▶ _Record excerpts_
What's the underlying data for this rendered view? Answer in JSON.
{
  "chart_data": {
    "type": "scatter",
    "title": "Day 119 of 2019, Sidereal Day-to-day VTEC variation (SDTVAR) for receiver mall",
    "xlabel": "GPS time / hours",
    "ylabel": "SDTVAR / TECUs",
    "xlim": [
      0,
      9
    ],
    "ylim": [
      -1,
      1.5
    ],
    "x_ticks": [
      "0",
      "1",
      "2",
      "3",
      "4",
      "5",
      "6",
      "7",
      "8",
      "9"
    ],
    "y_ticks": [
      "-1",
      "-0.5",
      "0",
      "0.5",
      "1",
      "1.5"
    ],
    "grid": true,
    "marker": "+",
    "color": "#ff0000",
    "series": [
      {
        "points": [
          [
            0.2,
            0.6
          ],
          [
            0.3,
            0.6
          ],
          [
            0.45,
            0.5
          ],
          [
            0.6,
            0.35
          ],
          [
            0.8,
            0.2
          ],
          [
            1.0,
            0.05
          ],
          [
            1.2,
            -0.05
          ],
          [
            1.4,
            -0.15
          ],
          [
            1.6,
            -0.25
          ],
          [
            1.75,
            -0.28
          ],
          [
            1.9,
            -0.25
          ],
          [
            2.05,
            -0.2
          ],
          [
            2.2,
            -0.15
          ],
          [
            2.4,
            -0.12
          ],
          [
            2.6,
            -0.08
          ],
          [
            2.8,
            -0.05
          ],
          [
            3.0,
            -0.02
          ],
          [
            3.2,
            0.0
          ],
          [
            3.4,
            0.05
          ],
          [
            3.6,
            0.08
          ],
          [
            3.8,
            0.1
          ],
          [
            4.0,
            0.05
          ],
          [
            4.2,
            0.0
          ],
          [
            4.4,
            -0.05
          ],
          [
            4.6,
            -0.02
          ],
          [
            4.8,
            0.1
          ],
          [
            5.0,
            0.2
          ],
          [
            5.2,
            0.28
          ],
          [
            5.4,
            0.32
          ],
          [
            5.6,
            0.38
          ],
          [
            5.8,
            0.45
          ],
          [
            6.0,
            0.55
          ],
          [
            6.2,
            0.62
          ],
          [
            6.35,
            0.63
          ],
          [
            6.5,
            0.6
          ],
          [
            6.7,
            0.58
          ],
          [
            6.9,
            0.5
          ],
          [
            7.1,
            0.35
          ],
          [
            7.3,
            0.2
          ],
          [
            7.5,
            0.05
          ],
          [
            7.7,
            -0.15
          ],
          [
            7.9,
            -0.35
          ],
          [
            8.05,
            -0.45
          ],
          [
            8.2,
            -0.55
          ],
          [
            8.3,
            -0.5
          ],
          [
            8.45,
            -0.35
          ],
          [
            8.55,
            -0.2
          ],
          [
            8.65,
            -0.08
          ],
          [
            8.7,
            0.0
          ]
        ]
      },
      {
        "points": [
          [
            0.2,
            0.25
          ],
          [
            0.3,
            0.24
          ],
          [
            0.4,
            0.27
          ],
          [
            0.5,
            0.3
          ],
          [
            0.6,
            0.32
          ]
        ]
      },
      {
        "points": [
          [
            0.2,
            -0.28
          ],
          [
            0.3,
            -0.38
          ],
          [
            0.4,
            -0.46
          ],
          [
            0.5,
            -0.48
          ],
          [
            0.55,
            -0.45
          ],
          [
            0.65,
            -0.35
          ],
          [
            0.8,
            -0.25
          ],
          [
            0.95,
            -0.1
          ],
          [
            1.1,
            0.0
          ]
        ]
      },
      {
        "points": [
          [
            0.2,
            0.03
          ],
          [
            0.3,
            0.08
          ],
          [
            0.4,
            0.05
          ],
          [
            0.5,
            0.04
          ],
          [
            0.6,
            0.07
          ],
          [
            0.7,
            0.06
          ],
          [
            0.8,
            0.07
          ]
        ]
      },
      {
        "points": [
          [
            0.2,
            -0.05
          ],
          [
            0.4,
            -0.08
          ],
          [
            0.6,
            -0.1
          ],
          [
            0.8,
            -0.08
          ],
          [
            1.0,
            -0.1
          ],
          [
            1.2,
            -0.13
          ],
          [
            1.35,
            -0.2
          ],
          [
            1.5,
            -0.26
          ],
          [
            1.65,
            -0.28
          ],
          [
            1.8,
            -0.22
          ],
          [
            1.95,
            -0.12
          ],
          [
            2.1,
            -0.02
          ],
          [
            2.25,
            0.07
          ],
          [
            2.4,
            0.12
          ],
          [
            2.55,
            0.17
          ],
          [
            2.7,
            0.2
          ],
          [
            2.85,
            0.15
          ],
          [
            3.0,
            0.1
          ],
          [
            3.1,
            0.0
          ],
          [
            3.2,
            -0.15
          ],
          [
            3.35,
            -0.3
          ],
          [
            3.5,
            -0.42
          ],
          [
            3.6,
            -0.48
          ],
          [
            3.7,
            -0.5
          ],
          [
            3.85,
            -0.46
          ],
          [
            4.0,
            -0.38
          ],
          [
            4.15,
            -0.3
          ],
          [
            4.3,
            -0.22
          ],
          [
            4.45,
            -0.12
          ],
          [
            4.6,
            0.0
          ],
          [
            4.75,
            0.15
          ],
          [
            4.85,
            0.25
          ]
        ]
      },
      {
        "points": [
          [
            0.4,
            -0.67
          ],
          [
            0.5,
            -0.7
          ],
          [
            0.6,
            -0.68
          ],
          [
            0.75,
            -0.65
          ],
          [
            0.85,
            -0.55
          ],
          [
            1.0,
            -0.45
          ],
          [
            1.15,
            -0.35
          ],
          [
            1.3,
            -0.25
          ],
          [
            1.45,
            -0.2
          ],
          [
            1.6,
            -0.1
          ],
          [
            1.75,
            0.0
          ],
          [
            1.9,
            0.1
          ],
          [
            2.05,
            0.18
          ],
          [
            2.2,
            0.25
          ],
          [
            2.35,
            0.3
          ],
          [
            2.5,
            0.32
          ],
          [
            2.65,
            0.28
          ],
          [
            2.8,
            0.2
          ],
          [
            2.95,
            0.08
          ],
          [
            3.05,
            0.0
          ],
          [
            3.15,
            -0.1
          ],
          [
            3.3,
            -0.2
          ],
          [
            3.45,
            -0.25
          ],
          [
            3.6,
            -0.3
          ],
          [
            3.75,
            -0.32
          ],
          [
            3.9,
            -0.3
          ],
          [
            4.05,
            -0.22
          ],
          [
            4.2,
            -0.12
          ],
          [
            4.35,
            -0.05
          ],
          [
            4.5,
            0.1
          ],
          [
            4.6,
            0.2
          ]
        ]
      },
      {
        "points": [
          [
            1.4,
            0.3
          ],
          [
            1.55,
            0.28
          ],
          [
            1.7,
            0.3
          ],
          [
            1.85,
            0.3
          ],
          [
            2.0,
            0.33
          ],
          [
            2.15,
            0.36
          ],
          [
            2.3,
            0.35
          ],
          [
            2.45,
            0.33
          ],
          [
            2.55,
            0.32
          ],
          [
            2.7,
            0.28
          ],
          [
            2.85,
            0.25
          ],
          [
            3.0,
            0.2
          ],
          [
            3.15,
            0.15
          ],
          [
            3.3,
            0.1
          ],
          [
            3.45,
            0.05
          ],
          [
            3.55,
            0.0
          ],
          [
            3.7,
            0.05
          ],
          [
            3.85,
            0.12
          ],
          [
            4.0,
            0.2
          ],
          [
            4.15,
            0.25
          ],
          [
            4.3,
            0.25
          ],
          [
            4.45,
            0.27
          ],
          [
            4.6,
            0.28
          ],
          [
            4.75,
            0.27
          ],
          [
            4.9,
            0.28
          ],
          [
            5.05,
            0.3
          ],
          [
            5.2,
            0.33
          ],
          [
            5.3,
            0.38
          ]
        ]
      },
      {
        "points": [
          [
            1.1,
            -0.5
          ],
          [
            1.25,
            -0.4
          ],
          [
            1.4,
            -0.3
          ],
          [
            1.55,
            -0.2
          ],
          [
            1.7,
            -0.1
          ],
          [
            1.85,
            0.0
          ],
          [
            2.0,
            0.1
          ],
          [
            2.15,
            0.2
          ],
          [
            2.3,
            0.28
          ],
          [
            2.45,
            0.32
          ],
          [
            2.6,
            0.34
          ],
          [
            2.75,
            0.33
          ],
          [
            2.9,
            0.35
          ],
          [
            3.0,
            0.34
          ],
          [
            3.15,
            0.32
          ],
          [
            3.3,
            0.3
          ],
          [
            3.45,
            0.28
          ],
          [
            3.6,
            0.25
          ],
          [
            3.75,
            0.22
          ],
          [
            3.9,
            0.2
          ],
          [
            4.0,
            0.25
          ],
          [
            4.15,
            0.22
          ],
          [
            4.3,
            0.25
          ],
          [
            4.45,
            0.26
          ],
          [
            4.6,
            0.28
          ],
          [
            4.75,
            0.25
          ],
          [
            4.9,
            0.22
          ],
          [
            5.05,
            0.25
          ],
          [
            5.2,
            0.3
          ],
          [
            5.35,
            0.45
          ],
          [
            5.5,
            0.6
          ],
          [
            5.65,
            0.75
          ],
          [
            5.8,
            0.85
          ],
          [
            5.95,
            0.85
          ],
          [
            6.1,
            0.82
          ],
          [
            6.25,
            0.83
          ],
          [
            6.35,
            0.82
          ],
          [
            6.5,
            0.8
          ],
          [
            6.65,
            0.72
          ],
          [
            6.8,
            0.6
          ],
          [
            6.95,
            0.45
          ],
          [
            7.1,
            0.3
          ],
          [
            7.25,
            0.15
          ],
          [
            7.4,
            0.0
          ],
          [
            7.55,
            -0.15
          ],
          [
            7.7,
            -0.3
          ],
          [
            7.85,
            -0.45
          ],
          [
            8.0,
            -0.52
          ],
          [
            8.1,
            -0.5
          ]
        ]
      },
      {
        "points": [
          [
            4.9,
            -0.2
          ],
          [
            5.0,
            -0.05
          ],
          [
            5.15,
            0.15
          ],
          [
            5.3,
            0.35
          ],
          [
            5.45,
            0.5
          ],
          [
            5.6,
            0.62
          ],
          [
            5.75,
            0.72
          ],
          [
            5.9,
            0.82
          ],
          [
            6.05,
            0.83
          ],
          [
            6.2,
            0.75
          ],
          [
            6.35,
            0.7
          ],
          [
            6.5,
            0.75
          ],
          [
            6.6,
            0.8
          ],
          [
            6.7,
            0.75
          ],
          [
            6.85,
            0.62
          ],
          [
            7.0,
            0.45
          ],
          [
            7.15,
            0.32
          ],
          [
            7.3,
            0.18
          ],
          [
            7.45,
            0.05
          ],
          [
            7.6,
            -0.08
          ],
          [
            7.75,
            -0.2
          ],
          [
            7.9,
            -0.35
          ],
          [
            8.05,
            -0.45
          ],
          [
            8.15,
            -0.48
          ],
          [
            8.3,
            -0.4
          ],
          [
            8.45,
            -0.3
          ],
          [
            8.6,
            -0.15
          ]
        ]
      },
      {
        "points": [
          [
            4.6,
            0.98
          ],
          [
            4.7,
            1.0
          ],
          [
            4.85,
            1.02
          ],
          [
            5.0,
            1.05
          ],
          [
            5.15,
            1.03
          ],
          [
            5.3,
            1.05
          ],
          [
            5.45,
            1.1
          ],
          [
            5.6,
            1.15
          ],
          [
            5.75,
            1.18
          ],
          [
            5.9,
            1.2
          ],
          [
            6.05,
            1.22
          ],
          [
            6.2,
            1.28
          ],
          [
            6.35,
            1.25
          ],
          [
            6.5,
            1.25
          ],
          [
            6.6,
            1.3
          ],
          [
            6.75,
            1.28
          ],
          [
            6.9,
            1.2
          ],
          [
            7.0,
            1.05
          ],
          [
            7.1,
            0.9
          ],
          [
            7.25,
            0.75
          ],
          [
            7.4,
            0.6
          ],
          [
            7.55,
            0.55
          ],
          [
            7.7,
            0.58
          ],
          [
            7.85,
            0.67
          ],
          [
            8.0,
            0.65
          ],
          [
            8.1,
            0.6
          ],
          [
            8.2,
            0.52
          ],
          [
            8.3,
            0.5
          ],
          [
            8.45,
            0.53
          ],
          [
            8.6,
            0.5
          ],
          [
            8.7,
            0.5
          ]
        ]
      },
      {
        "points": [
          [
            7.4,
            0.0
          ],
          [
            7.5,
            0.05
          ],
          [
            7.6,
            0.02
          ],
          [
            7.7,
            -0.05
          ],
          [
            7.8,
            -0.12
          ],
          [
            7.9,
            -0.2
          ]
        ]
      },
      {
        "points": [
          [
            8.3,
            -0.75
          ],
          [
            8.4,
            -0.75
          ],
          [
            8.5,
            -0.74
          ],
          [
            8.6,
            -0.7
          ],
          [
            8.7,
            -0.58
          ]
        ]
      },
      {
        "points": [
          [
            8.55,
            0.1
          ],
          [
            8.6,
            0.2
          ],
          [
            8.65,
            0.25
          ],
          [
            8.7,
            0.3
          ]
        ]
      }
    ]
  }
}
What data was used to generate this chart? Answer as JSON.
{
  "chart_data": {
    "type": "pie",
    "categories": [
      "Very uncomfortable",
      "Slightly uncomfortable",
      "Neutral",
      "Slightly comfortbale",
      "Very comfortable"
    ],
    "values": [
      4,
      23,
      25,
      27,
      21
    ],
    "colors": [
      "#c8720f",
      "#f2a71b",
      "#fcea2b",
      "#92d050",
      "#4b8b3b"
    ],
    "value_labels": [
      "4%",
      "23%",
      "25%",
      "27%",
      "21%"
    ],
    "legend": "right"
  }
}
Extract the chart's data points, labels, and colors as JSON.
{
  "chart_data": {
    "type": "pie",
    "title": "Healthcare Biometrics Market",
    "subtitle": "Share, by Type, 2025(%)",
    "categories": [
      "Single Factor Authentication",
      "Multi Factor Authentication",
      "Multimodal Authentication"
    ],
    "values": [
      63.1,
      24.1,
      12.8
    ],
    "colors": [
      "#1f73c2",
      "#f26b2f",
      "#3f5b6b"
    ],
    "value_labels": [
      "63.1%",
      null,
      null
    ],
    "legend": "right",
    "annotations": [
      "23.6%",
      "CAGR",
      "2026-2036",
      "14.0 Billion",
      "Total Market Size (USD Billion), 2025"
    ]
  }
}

▶ _Problem_
Find every line in the records above that holds the word "this", and copy each one.

▶ _Finished task_
What's the underlying data for this rendered view? Answer in JSON.
What data was used to generate this chart? Answer as JSON.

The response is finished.